* Do this
Images do not belong in the copy. Retype all the entries below exactly.

* Supplied information

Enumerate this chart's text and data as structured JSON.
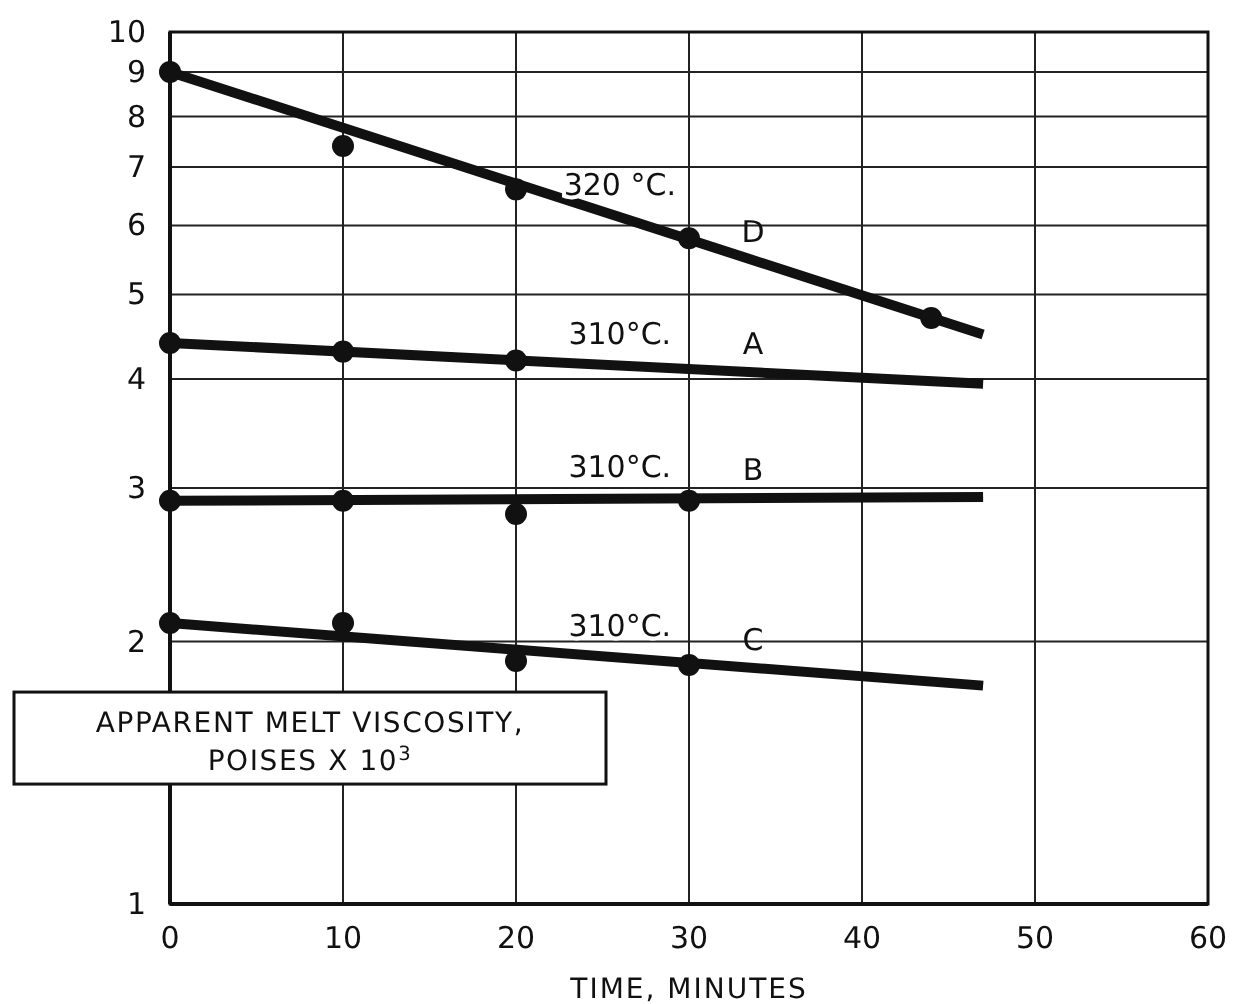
{
  "chart_data": {
    "type": "scatter",
    "xlabel": "TIME, MINUTES",
    "ylabel": "APPARENT MELT VISCOSITY, POISES X 10$^{3}$",
    "log": "y",
    "grid": true,
    "xlim": [
      0,
      60
    ],
    "xticks": [
      0,
      10,
      20,
      30,
      40,
      50,
      60
    ],
    "ylim": [
      1,
      10
    ],
    "yticks": [
      1,
      2,
      3,
      4,
      5,
      6,
      7,
      8,
      9,
      10
    ],
    "series": [
      {
        "marker": "circle",
        "color": "#111111",
        "x": [
          0,
          10,
          20,
          30,
          44
        ],
        "values": [
          9.0,
          7.4,
          6.6,
          5.8,
          4.7
        ]
      },
      {
        "type": "line",
        "name": "D",
        "marker": "none",
        "color": "#111111",
        "x": [
          0,
          47
        ],
        "values": [
          9.0,
          4.5
        ]
      },
      {
        "marker": "circle",
        "color": "#111111",
        "x": [
          0,
          10,
          20
        ],
        "values": [
          4.4,
          4.3,
          4.2
        ]
      },
      {
        "type": "line",
        "name": "A",
        "marker": "none",
        "color": "#111111",
        "x": [
          0,
          47
        ],
        "values": [
          4.4,
          3.95
        ]
      },
      {
        "marker": "circle",
        "color": "#111111",
        "x": [
          0,
          10,
          20,
          30
        ],
        "values": [
          2.9,
          2.9,
          2.8,
          2.9
        ]
      },
      {
        "type": "line",
        "name": "B",
        "marker": "none",
        "color": "#111111",
        "x": [
          0,
          47
        ],
        "values": [
          2.9,
          2.93
        ]
      },
      {
        "marker": "circle",
        "color": "#111111",
        "x": [
          0,
          10,
          20,
          30
        ],
        "values": [
          2.1,
          2.1,
          1.9,
          1.88
        ]
      },
      {
        "type": "line",
        "name": "C",
        "marker": "none",
        "color": "#111111",
        "x": [
          0,
          47
        ],
        "values": [
          2.1,
          1.78
        ]
      }
    ],
    "annotations": [
      "320 °C.",
      "310°C.",
      "310°C.",
      "310°C."
    ]
  }
}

* Solution to this exercise
Enumerate this chart's text and data as structured JSON.
{
  "chart_data": {
    "type": "scatter",
    "xlabel": "TIME, MINUTES",
    "ylabel": "APPARENT MELT VISCOSITY, POISES X 10$^{3}$",
    "log": "y",
    "grid": true,
    "xlim": [
      0,
      60
    ],
    "xticks": [
      0,
      10,
      20,
      30,
      40,
      50,
      60
    ],
    "ylim": [
      1,
      10
    ],
    "yticks": [
      1,
      2,
      3,
      4,
      5,
      6,
      7,
      8,
      9,
      10
    ],
    "series": [
      {
        "marker": "circle",
        "color": "#111111",
        "x": [
          0,
          10,
          20,
          30,
          44
        ],
        "values": [
          9.0,
          7.4,
          6.6,
          5.8,
          4.7
        ]
      },
      {
        "type": "line",
        "name": "D",
        "marker": "none",
        "color": "#111111",
        "x": [
          0,
          47
        ],
        "values": [
          9.0,
          4.5
        ]
      },
      {
        "marker": "circle",
        "color": "#111111",
        "x": [
          0,
          10,
          20
        ],
        "values": [
          4.4,
          4.3,
          4.2
        ]
      },
      {
        "type": "line",
        "name": "A",
        "marker": "none",
        "color": "#111111",
        "x": [
          0,
          47
        ],
        "values": [
          4.4,
          3.95
        ]
      },
      {
        "marker": "circle",
        "color": "#111111",
        "x": [
          0,
          10,
          20,
          30
        ],
        "values": [
          2.9,
          2.9,
          2.8,
          2.9
        ]
      },
      {
        "type": "line",
        "name": "B",
        "marker": "none",
        "color": "#111111",
        "x": [
          0,
          47
        ],
        "values": [
          2.9,
          2.93
        ]
      },
      {
        "marker": "circle",
        "color": "#111111",
        "x": [
          0,
          10,
          20,
          30
        ],
        "values": [
          2.1,
          2.1,
          1.9,
          1.88
        ]
      },
      {
        "type": "line",
        "name": "C",
        "marker": "none",
        "color": "#111111",
        "x": [
          0,
          47
        ],
        "values": [
          2.1,
          1.78
        ]
      }
    ],
    "annotations": [
      "320 °C.",
      "310°C.",
      "310°C.",
      "310°C."
    ]
  }
}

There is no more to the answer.